[RECORDS SUPPLIED]
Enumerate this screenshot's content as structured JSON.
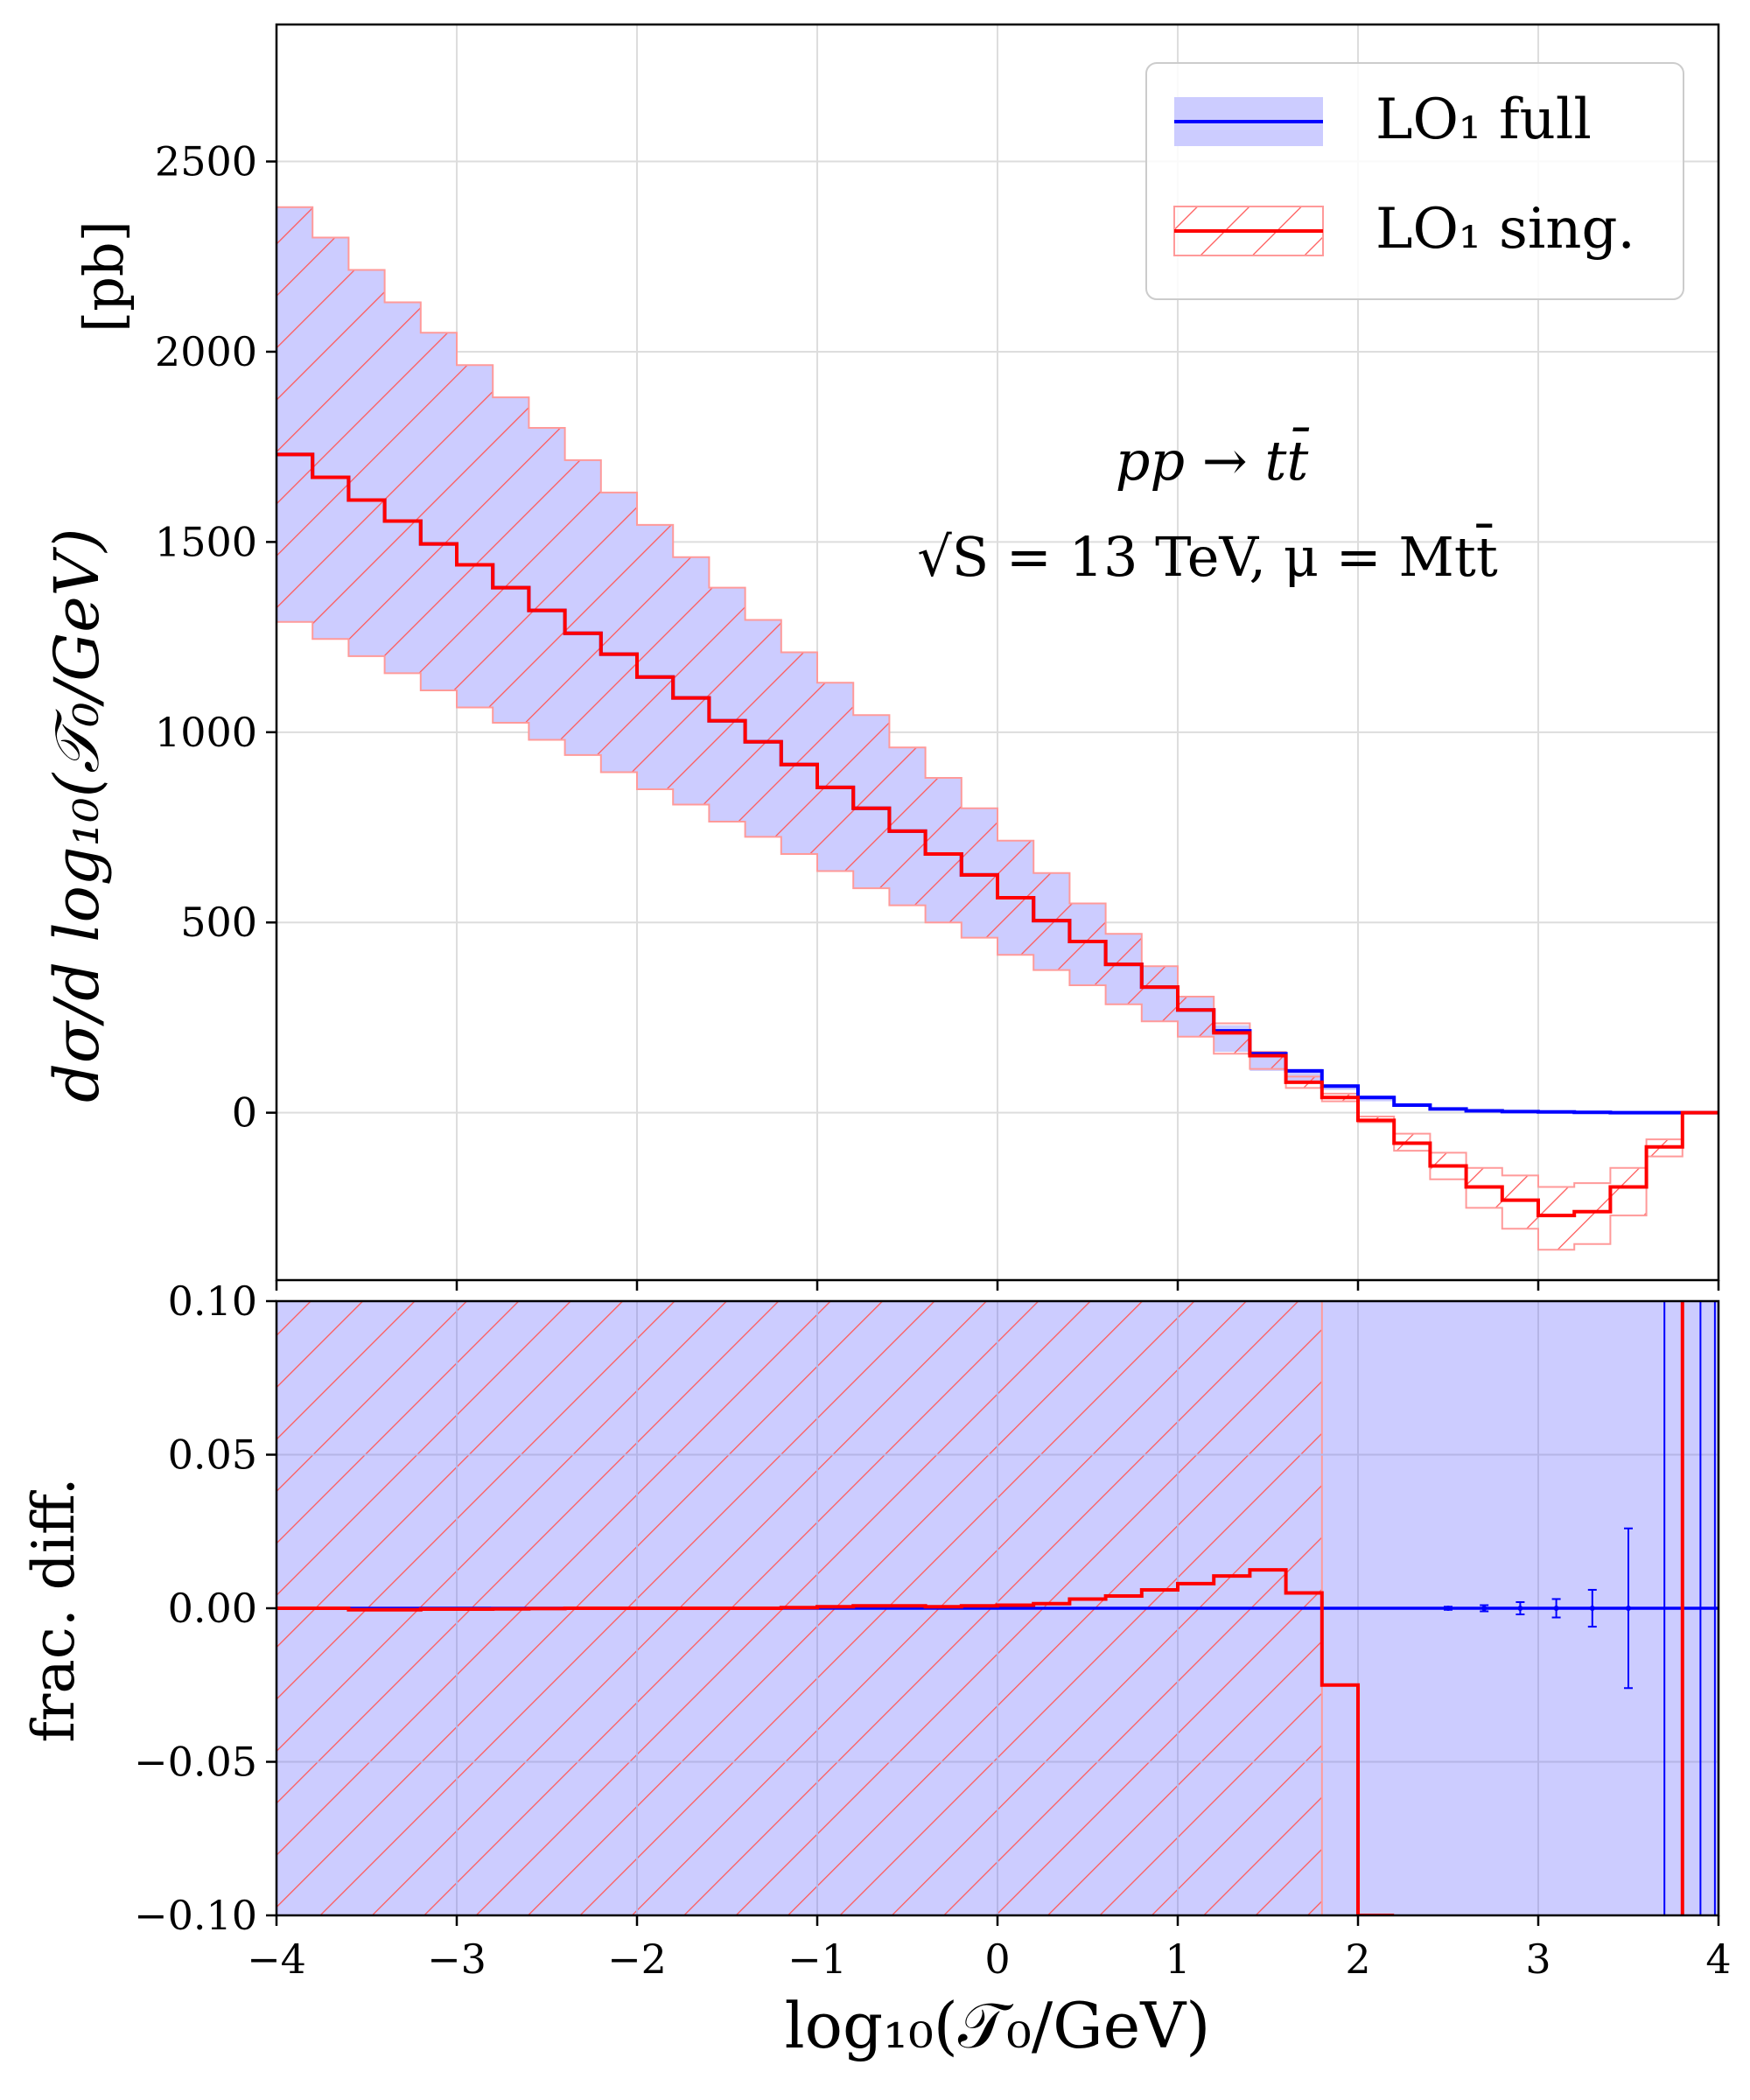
{
  "chart_data": [
    {
      "panel": "main",
      "type": "line",
      "xlim": [
        -4,
        4
      ],
      "ylim": [
        -440,
        2860
      ],
      "xlabel": "",
      "ylabel": "dσ/d log₁₀(𝒯₀/GeV)",
      "ylabel_unit": "[pb]",
      "grid": true,
      "yticks": [
        0,
        500,
        1000,
        1500,
        2000,
        2500
      ],
      "xticks": [
        -4,
        -3,
        -2,
        -1,
        0,
        1,
        2,
        3,
        4
      ],
      "annotation_lines": [
        "pp → tt̄",
        "√S = 13 TeV, μ = Mtt̄"
      ],
      "legend": {
        "placement": "top-right",
        "entries": [
          {
            "label": "LO₁ full",
            "color": "#0000ff",
            "band": "solid"
          },
          {
            "label": "LO₁ sing.",
            "color": "#ff0000",
            "band": "hatched"
          }
        ]
      },
      "bin_width": 0.2,
      "bin_edges_start": -4.0,
      "series": [
        {
          "name": "LO₁ full",
          "color": "#0000ff",
          "band_color": "#ccccff",
          "values": [
            1730,
            1670,
            1610,
            1555,
            1495,
            1440,
            1380,
            1320,
            1260,
            1205,
            1145,
            1090,
            1030,
            975,
            915,
            855,
            800,
            740,
            680,
            625,
            565,
            505,
            450,
            390,
            330,
            270,
            215,
            155,
            110,
            70,
            40,
            20,
            10,
            5,
            3,
            2,
            1,
            0,
            0,
            0
          ],
          "band_lower": [
            1290,
            1245,
            1200,
            1155,
            1110,
            1065,
            1025,
            980,
            940,
            895,
            850,
            810,
            765,
            725,
            680,
            635,
            590,
            545,
            500,
            460,
            415,
            375,
            335,
            285,
            240,
            200,
            160,
            110,
            80,
            60,
            30,
            15,
            8,
            4,
            2,
            1,
            0,
            0,
            0,
            0
          ],
          "band_upper": [
            2380,
            2300,
            2215,
            2130,
            2050,
            1965,
            1880,
            1800,
            1715,
            1630,
            1545,
            1460,
            1380,
            1295,
            1210,
            1130,
            1045,
            960,
            880,
            800,
            715,
            630,
            550,
            470,
            385,
            305,
            230,
            160,
            115,
            75,
            45,
            25,
            12,
            6,
            3,
            2,
            1,
            0,
            0,
            0
          ]
        },
        {
          "name": "LO₁ sing.",
          "color": "#ff0000",
          "values": [
            1730,
            1670,
            1610,
            1555,
            1495,
            1440,
            1380,
            1320,
            1260,
            1205,
            1145,
            1090,
            1030,
            975,
            915,
            855,
            800,
            740,
            680,
            625,
            565,
            505,
            450,
            390,
            330,
            270,
            210,
            150,
            80,
            40,
            -20,
            -80,
            -140,
            -195,
            -230,
            -270,
            -260,
            -195,
            -90,
            0
          ],
          "band_lower": [
            1290,
            1245,
            1200,
            1155,
            1110,
            1065,
            1025,
            980,
            940,
            895,
            850,
            810,
            765,
            725,
            680,
            635,
            590,
            545,
            500,
            460,
            415,
            375,
            335,
            285,
            240,
            200,
            155,
            115,
            65,
            30,
            -25,
            -100,
            -175,
            -250,
            -305,
            -360,
            -345,
            -270,
            -115,
            0
          ],
          "band_upper": [
            2380,
            2300,
            2215,
            2130,
            2050,
            1965,
            1880,
            1800,
            1715,
            1630,
            1545,
            1460,
            1380,
            1295,
            1210,
            1130,
            1045,
            960,
            880,
            800,
            715,
            630,
            550,
            470,
            385,
            305,
            235,
            160,
            95,
            50,
            -10,
            -55,
            -105,
            -145,
            -165,
            -195,
            -185,
            -145,
            -70,
            0
          ]
        }
      ]
    },
    {
      "panel": "ratio",
      "type": "line",
      "xlim": [
        -4,
        4
      ],
      "ylim": [
        -0.1,
        0.1
      ],
      "xlabel": "log₁₀(𝒯₀/GeV)",
      "ylabel": "frac. diff.",
      "grid": true,
      "yticks": [
        -0.1,
        -0.05,
        0.0,
        0.05,
        0.1
      ],
      "ytick_labels": [
        "−0.10",
        "−0.05",
        "0.00",
        "0.05",
        "0.10"
      ],
      "xticks": [
        -4,
        -3,
        -2,
        -1,
        0,
        1,
        2,
        3,
        4
      ],
      "xtick_labels": [
        "−4",
        "−3",
        "−2",
        "−1",
        "0",
        "1",
        "2",
        "3",
        "4"
      ],
      "band_full_x": [
        -4,
        4
      ],
      "band_sing_x": [
        -4,
        1.8
      ],
      "series": [
        {
          "name": "LO₁ sing.",
          "color": "#ff0000",
          "values": [
            0.0,
            0.0,
            -0.0005,
            -0.0005,
            -0.0003,
            -0.0003,
            -0.0002,
            -0.0001,
            0.0,
            0.0,
            0.0,
            0.0,
            0.0,
            0.0,
            0.0002,
            0.0005,
            0.0008,
            0.0008,
            0.0005,
            0.0008,
            0.001,
            0.0015,
            0.003,
            0.004,
            0.006,
            0.008,
            0.0105,
            0.0125,
            0.005,
            -0.025,
            -0.1,
            null,
            null,
            null,
            null,
            null,
            null,
            null,
            null,
            null
          ]
        },
        {
          "name": "LO₁ full",
          "color": "#0000ff",
          "errorbars": [
            {
              "x": 2.5,
              "y": 0.0,
              "err": 0.0005
            },
            {
              "x": 2.7,
              "y": 0.0,
              "err": 0.001
            },
            {
              "x": 2.9,
              "y": 0.0,
              "err": 0.002
            },
            {
              "x": 3.1,
              "y": 0.0,
              "err": 0.003
            },
            {
              "x": 3.3,
              "y": 0.0,
              "err": 0.006
            },
            {
              "x": 3.5,
              "y": 0.0,
              "err": 0.026
            }
          ],
          "vertical_lines_x": [
            3.7,
            3.9,
            3.98
          ]
        }
      ],
      "red_vertical_x": 3.8
    }
  ]
}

[EXERCISE] Leave the pictures out, and print every line of the listing exactly as written.

[WRITTEN RESPONSE]
Enumerate this screenshot's content as structured JSON.
{
  "chart_data": [
    {
      "panel": "main",
      "type": "line",
      "xlim": [
        -4,
        4
      ],
      "ylim": [
        -440,
        2860
      ],
      "xlabel": "",
      "ylabel": "dσ/d log₁₀(𝒯₀/GeV)",
      "ylabel_unit": "[pb]",
      "grid": true,
      "yticks": [
        0,
        500,
        1000,
        1500,
        2000,
        2500
      ],
      "xticks": [
        -4,
        -3,
        -2,
        -1,
        0,
        1,
        2,
        3,
        4
      ],
      "annotation_lines": [
        "pp → tt̄",
        "√S = 13 TeV, μ = Mtt̄"
      ],
      "legend": {
        "placement": "top-right",
        "entries": [
          {
            "label": "LO₁ full",
            "color": "#0000ff",
            "band": "solid"
          },
          {
            "label": "LO₁ sing.",
            "color": "#ff0000",
            "band": "hatched"
          }
        ]
      },
      "bin_width": 0.2,
      "bin_edges_start": -4.0,
      "series": [
        {
          "name": "LO₁ full",
          "color": "#0000ff",
          "band_color": "#ccccff",
          "values": [
            1730,
            1670,
            1610,
            1555,
            1495,
            1440,
            1380,
            1320,
            1260,
            1205,
            1145,
            1090,
            1030,
            975,
            915,
            855,
            800,
            740,
            680,
            625,
            565,
            505,
            450,
            390,
            330,
            270,
            215,
            155,
            110,
            70,
            40,
            20,
            10,
            5,
            3,
            2,
            1,
            0,
            0,
            0
          ],
          "band_lower": [
            1290,
            1245,
            1200,
            1155,
            1110,
            1065,
            1025,
            980,
            940,
            895,
            850,
            810,
            765,
            725,
            680,
            635,
            590,
            545,
            500,
            460,
            415,
            375,
            335,
            285,
            240,
            200,
            160,
            110,
            80,
            60,
            30,
            15,
            8,
            4,
            2,
            1,
            0,
            0,
            0,
            0
          ],
          "band_upper": [
            2380,
            2300,
            2215,
            2130,
            2050,
            1965,
            1880,
            1800,
            1715,
            1630,
            1545,
            1460,
            1380,
            1295,
            1210,
            1130,
            1045,
            960,
            880,
            800,
            715,
            630,
            550,
            470,
            385,
            305,
            230,
            160,
            115,
            75,
            45,
            25,
            12,
            6,
            3,
            2,
            1,
            0,
            0,
            0
          ]
        },
        {
          "name": "LO₁ sing.",
          "color": "#ff0000",
          "values": [
            1730,
            1670,
            1610,
            1555,
            1495,
            1440,
            1380,
            1320,
            1260,
            1205,
            1145,
            1090,
            1030,
            975,
            915,
            855,
            800,
            740,
            680,
            625,
            565,
            505,
            450,
            390,
            330,
            270,
            210,
            150,
            80,
            40,
            -20,
            -80,
            -140,
            -195,
            -230,
            -270,
            -260,
            -195,
            -90,
            0
          ],
          "band_lower": [
            1290,
            1245,
            1200,
            1155,
            1110,
            1065,
            1025,
            980,
            940,
            895,
            850,
            810,
            765,
            725,
            680,
            635,
            590,
            545,
            500,
            460,
            415,
            375,
            335,
            285,
            240,
            200,
            155,
            115,
            65,
            30,
            -25,
            -100,
            -175,
            -250,
            -305,
            -360,
            -345,
            -270,
            -115,
            0
          ],
          "band_upper": [
            2380,
            2300,
            2215,
            2130,
            2050,
            1965,
            1880,
            1800,
            1715,
            1630,
            1545,
            1460,
            1380,
            1295,
            1210,
            1130,
            1045,
            960,
            880,
            800,
            715,
            630,
            550,
            470,
            385,
            305,
            235,
            160,
            95,
            50,
            -10,
            -55,
            -105,
            -145,
            -165,
            -195,
            -185,
            -145,
            -70,
            0
          ]
        }
      ]
    },
    {
      "panel": "ratio",
      "type": "line",
      "xlim": [
        -4,
        4
      ],
      "ylim": [
        -0.1,
        0.1
      ],
      "xlabel": "log₁₀(𝒯₀/GeV)",
      "ylabel": "frac. diff.",
      "grid": true,
      "yticks": [
        -0.1,
        -0.05,
        0.0,
        0.05,
        0.1
      ],
      "ytick_labels": [
        "−0.10",
        "−0.05",
        "0.00",
        "0.05",
        "0.10"
      ],
      "xticks": [
        -4,
        -3,
        -2,
        -1,
        0,
        1,
        2,
        3,
        4
      ],
      "xtick_labels": [
        "−4",
        "−3",
        "−2",
        "−1",
        "0",
        "1",
        "2",
        "3",
        "4"
      ],
      "band_full_x": [
        -4,
        4
      ],
      "band_sing_x": [
        -4,
        1.8
      ],
      "series": [
        {
          "name": "LO₁ sing.",
          "color": "#ff0000",
          "values": [
            0.0,
            0.0,
            -0.0005,
            -0.0005,
            -0.0003,
            -0.0003,
            -0.0002,
            -0.0001,
            0.0,
            0.0,
            0.0,
            0.0,
            0.0,
            0.0,
            0.0002,
            0.0005,
            0.0008,
            0.0008,
            0.0005,
            0.0008,
            0.001,
            0.0015,
            0.003,
            0.004,
            0.006,
            0.008,
            0.0105,
            0.0125,
            0.005,
            -0.025,
            -0.1,
            null,
            null,
            null,
            null,
            null,
            null,
            null,
            null,
            null
          ]
        },
        {
          "name": "LO₁ full",
          "color": "#0000ff",
          "errorbars": [
            {
              "x": 2.5,
              "y": 0.0,
              "err": 0.0005
            },
            {
              "x": 2.7,
              "y": 0.0,
              "err": 0.001
            },
            {
              "x": 2.9,
              "y": 0.0,
              "err": 0.002
            },
            {
              "x": 3.1,
              "y": 0.0,
              "err": 0.003
            },
            {
              "x": 3.3,
              "y": 0.0,
              "err": 0.006
            },
            {
              "x": 3.5,
              "y": 0.0,
              "err": 0.026
            }
          ],
          "vertical_lines_x": [
            3.7,
            3.9,
            3.98
          ]
        }
      ],
      "red_vertical_x": 3.8
    }
  ]
}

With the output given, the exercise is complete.